══ DATA ENTRIES ══

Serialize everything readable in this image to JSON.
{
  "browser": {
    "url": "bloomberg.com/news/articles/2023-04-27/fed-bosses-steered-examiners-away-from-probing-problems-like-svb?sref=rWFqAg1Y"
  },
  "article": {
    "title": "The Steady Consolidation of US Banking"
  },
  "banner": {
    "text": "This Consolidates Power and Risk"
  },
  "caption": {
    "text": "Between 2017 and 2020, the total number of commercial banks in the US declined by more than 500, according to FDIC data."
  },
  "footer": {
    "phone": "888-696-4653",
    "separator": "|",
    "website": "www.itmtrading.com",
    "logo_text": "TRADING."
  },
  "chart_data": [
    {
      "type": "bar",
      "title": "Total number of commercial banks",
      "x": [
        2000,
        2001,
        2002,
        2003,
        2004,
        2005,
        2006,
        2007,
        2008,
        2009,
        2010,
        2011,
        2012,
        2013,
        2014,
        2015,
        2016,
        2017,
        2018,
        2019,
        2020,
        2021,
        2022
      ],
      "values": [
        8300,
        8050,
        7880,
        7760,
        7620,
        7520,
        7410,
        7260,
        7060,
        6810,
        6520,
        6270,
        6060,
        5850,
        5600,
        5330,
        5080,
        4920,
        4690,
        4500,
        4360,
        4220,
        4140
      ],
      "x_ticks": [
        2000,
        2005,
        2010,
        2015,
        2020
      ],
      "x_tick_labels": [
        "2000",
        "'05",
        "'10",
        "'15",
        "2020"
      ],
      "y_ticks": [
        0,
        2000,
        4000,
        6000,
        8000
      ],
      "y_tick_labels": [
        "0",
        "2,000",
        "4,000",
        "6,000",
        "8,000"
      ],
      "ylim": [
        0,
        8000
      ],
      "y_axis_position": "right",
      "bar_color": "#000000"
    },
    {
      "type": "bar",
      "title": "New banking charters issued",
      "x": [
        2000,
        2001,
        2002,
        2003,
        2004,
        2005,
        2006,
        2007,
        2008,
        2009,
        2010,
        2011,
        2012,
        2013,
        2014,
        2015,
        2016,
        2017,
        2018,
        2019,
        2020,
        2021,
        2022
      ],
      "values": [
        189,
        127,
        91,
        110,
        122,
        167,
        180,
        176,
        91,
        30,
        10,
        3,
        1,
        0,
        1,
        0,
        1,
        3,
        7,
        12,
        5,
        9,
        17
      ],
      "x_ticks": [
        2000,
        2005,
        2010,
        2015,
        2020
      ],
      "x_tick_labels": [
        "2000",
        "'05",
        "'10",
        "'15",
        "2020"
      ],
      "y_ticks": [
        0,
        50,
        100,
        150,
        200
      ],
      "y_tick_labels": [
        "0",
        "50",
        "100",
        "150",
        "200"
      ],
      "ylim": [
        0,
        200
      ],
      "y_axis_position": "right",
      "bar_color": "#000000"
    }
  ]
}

═══

> _WHAT IS NEEDED_: Output all of the material exactly as written.

> _FINISHED EXERCISE_:
Serialize everything readable in this image to JSON.
{
  "browser": {
    "url": "bloomberg.com/news/articles/2023-04-27/fed-bosses-steered-examiners-away-from-probing-problems-like-svb?sref=rWFqAg1Y"
  },
  "article": {
    "title": "The Steady Consolidation of US Banking"
  },
  "banner": {
    "text": "This Consolidates Power and Risk"
  },
  "caption": {
    "text": "Between 2017 and 2020, the total number of commercial banks in the US declined by more than 500, according to FDIC data."
  },
  "footer": {
    "phone": "888-696-4653",
    "separator": "|",
    "website": "www.itmtrading.com",
    "logo_text": "TRADING."
  },
  "chart_data": [
    {
      "type": "bar",
      "title": "Total number of commercial banks",
      "x": [
        2000,
        2001,
        2002,
        2003,
        2004,
        2005,
        2006,
        2007,
        2008,
        2009,
        2010,
        2011,
        2012,
        2013,
        2014,
        2015,
        2016,
        2017,
        2018,
        2019,
        2020,
        2021,
        2022
      ],
      "values": [
        8300,
        8050,
        7880,
        7760,
        7620,
        7520,
        7410,
        7260,
        7060,
        6810,
        6520,
        6270,
        6060,
        5850,
        5600,
        5330,
        5080,
        4920,
        4690,
        4500,
        4360,
        4220,
        4140
      ],
      "x_ticks": [
        2000,
        2005,
        2010,
        2015,
        2020
      ],
      "x_tick_labels": [
        "2000",
        "'05",
        "'10",
        "'15",
        "2020"
      ],
      "y_ticks": [
        0,
        2000,
        4000,
        6000,
        8000
      ],
      "y_tick_labels": [
        "0",
        "2,000",
        "4,000",
        "6,000",
        "8,000"
      ],
      "ylim": [
        0,
        8000
      ],
      "y_axis_position": "right",
      "bar_color": "#000000"
    },
    {
      "type": "bar",
      "title": "New banking charters issued",
      "x": [
        2000,
        2001,
        2002,
        2003,
        2004,
        2005,
        2006,
        2007,
        2008,
        2009,
        2010,
        2011,
        2012,
        2013,
        2014,
        2015,
        2016,
        2017,
        2018,
        2019,
        2020,
        2021,
        2022
      ],
      "values": [
        189,
        127,
        91,
        110,
        122,
        167,
        180,
        176,
        91,
        30,
        10,
        3,
        1,
        0,
        1,
        0,
        1,
        3,
        7,
        12,
        5,
        9,
        17
      ],
      "x_ticks": [
        2000,
        2005,
        2010,
        2015,
        2020
      ],
      "x_tick_labels": [
        "2000",
        "'05",
        "'10",
        "'15",
        "2020"
      ],
      "y_ticks": [
        0,
        50,
        100,
        150,
        200
      ],
      "y_tick_labels": [
        "0",
        "50",
        "100",
        "150",
        "200"
      ],
      "ylim": [
        0,
        200
      ],
      "y_axis_position": "right",
      "bar_color": "#000000"
    }
  ]
}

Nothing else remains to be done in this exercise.